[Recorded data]
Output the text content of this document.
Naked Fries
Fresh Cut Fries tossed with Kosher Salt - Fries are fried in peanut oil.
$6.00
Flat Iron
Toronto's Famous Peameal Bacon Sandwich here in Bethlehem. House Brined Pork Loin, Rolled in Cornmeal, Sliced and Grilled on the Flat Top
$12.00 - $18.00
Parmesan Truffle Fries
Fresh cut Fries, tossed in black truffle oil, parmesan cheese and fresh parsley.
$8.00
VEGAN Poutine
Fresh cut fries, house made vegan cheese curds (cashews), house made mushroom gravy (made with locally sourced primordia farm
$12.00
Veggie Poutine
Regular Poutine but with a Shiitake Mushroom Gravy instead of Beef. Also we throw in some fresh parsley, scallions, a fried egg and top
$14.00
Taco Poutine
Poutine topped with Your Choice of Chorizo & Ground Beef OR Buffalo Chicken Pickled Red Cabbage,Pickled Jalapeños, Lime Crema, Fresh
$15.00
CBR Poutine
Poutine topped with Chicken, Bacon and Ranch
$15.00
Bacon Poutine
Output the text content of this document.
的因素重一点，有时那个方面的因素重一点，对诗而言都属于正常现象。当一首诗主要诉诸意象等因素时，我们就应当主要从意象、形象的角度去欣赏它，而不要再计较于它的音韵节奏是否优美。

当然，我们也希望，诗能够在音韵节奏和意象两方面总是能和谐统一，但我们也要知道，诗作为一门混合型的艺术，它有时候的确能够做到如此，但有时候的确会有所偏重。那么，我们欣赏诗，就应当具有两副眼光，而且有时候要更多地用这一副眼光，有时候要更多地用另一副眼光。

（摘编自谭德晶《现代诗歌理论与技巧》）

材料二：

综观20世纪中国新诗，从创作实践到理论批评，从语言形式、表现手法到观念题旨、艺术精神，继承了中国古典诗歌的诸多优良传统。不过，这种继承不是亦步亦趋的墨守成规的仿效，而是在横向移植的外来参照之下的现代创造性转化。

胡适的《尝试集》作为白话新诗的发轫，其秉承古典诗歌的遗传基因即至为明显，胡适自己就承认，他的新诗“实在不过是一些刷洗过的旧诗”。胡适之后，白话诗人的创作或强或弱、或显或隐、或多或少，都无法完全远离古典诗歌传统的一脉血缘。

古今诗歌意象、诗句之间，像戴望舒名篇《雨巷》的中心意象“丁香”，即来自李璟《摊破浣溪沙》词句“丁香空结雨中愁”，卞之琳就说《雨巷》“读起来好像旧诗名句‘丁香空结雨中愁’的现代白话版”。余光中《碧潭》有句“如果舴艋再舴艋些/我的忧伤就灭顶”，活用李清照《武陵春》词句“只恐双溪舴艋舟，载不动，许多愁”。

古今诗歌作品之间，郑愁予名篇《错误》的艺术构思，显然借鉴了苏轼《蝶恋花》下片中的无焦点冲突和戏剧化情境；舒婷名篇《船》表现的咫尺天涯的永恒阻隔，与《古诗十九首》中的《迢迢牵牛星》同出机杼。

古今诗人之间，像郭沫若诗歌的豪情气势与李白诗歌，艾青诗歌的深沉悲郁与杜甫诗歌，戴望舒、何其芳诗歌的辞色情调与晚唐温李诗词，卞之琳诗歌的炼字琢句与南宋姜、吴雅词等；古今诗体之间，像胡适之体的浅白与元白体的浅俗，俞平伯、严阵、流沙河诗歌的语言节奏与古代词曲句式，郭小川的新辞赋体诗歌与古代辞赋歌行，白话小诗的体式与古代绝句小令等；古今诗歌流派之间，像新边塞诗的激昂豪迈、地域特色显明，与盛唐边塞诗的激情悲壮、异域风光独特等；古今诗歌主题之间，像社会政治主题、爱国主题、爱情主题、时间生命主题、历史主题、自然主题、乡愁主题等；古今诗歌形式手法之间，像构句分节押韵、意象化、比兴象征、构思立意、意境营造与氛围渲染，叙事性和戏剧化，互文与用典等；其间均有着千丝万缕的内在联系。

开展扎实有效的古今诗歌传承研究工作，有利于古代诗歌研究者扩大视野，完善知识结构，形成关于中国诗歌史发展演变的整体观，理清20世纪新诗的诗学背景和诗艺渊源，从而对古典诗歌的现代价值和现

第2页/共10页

> _Given request_:
Show all lines from the data above in which the word "Chicken" appears.

> _Exercise solution_:
Poutine topped with Your Choice of Chorizo & Ground Beef OR Buffalo Chicken Pickled Red Cabbage,Pickled Jalapeños, Lime Crema, Fresh
Poutine topped with Chicken, Bacon and Ranch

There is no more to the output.